Data start
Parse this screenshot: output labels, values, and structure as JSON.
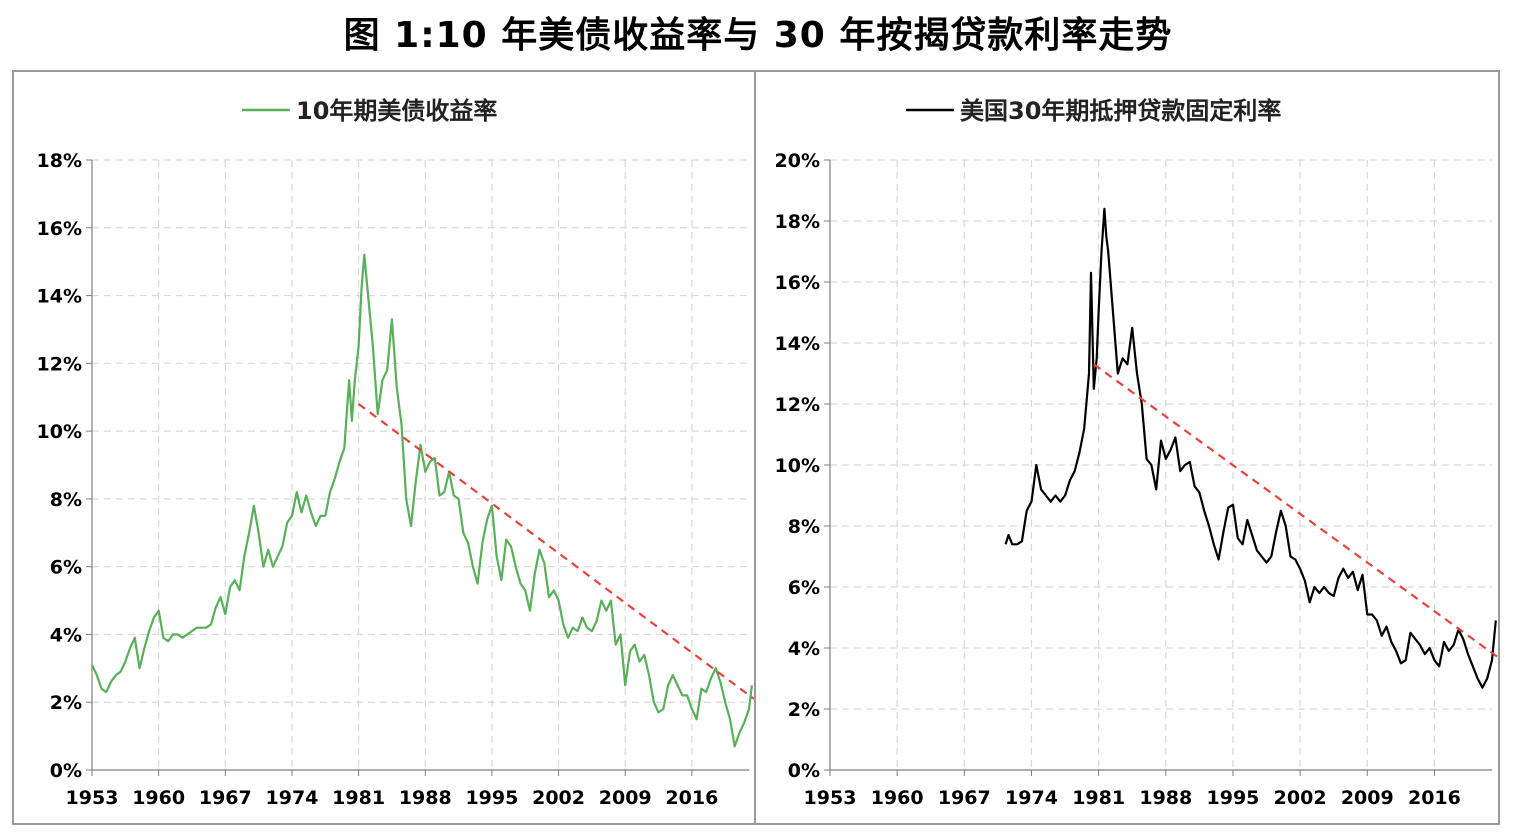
Data end
Data start
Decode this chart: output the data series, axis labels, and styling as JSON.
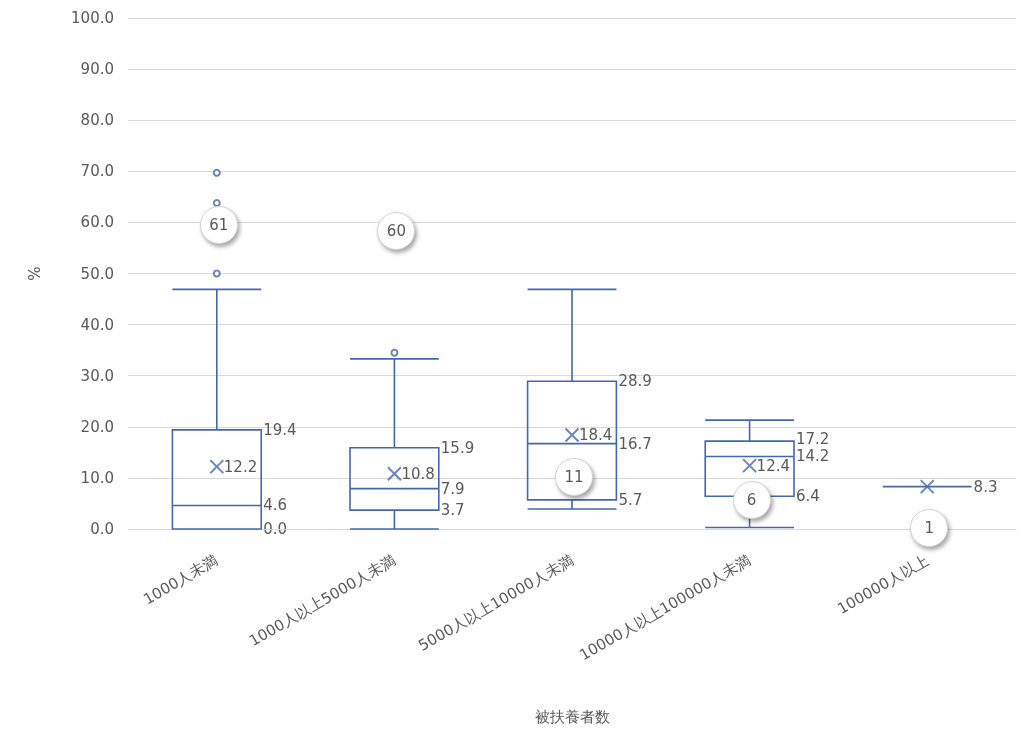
Data end
Data start
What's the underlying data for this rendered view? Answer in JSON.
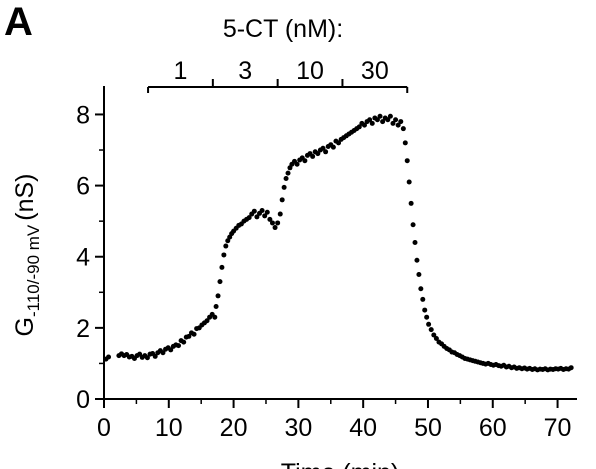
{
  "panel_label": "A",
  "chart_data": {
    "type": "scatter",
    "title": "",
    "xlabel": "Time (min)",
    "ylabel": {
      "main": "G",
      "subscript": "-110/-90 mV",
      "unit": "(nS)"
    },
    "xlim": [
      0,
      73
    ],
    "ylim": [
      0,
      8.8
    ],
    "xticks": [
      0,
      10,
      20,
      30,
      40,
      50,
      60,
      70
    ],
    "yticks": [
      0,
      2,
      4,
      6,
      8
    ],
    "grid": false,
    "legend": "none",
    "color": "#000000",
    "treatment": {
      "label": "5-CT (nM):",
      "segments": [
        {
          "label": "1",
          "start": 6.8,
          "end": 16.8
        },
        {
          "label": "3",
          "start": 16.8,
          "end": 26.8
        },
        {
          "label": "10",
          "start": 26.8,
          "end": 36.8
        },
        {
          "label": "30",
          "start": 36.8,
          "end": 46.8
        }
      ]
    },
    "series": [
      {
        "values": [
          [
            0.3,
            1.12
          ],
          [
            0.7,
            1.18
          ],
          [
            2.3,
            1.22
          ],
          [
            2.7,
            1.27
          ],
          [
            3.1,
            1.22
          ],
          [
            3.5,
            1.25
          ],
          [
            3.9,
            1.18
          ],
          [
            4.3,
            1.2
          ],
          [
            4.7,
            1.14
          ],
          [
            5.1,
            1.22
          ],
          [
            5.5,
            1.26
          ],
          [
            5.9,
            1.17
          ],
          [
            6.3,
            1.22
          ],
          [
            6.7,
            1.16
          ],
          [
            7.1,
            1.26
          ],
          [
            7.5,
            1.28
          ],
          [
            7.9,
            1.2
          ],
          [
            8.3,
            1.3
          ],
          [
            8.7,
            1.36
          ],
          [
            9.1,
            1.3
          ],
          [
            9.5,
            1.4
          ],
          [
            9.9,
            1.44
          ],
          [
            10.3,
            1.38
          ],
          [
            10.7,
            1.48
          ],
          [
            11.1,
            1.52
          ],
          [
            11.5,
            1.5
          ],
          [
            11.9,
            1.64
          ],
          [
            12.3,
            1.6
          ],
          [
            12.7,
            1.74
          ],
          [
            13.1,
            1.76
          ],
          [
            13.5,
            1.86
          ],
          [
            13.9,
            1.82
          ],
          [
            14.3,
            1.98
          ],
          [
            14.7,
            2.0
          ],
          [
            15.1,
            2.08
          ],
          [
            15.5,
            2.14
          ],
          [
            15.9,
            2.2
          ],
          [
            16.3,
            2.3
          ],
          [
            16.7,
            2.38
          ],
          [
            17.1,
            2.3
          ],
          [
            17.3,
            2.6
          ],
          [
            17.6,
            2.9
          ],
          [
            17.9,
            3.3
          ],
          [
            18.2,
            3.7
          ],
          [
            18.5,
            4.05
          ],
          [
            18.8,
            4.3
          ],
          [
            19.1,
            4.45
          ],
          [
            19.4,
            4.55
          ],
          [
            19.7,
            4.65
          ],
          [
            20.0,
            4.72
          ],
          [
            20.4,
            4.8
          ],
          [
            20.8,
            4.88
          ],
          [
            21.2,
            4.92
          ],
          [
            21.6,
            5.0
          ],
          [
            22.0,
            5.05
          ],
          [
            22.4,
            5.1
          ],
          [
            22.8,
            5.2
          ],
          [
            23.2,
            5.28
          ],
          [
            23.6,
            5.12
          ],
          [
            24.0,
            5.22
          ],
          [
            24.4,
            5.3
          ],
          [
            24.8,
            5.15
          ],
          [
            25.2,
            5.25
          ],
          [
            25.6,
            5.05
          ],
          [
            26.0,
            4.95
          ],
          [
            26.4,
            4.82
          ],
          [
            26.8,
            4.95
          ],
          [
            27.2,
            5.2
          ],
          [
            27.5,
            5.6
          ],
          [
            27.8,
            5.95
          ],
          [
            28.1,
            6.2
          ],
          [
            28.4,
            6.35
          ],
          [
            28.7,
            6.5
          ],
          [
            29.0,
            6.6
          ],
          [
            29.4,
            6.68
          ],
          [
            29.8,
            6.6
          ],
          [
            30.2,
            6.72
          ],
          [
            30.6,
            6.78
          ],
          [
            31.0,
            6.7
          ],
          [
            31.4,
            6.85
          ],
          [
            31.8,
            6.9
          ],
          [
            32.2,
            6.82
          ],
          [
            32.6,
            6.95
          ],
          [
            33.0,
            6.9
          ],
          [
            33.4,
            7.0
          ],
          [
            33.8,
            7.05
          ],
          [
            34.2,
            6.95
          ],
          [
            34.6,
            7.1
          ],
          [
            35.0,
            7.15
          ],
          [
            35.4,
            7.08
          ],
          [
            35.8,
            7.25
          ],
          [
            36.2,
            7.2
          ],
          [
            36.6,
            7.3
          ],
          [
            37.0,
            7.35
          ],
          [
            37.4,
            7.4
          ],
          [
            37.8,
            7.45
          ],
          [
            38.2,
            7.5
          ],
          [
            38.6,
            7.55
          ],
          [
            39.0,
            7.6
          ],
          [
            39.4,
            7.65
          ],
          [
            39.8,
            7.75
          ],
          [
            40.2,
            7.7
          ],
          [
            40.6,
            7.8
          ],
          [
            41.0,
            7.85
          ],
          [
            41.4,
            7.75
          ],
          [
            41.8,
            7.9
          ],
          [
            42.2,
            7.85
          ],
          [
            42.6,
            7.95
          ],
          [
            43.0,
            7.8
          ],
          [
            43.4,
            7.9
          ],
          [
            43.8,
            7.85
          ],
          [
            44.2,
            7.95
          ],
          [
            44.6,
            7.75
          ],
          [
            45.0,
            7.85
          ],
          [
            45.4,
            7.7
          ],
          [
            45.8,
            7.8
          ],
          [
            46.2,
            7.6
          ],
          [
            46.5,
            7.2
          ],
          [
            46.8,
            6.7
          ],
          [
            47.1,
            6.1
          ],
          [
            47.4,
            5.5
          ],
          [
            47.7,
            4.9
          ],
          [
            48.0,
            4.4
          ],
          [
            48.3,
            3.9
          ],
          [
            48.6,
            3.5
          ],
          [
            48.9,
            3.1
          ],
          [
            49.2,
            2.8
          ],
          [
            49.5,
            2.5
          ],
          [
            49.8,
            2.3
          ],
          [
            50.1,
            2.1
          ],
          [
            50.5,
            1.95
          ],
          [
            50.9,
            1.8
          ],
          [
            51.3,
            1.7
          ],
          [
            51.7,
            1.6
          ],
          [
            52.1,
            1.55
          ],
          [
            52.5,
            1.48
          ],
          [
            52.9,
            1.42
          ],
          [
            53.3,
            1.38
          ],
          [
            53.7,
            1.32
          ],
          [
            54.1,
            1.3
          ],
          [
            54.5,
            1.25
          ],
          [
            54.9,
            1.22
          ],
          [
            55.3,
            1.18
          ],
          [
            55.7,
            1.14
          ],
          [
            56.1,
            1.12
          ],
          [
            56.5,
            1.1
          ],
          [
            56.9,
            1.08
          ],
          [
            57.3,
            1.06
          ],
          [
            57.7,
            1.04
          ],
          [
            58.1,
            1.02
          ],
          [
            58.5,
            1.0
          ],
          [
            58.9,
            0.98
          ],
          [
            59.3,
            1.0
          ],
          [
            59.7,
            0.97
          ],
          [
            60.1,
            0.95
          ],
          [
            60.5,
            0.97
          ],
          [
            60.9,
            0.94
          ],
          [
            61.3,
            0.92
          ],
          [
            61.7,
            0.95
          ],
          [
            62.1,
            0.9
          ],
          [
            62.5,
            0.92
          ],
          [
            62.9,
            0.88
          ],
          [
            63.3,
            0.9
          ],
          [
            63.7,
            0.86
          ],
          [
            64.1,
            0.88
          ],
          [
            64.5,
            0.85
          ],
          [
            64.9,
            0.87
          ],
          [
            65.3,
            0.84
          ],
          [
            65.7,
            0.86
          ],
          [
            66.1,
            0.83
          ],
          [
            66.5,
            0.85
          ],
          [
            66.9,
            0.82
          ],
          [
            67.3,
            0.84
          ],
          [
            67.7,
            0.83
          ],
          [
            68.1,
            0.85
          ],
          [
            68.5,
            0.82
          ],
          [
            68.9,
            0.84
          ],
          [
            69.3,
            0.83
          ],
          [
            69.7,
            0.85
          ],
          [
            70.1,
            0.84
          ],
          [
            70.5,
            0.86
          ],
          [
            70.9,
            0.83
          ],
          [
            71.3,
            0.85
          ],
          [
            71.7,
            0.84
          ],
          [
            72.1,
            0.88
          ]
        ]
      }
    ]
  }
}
Data end
Requirement: Find every line that has "labels" in it, then return those lines.

The response:
Parse this screenshot: output labels, values, and structure as JSON.
Decode this chart: output the data series, axis labels, and styling as JSON.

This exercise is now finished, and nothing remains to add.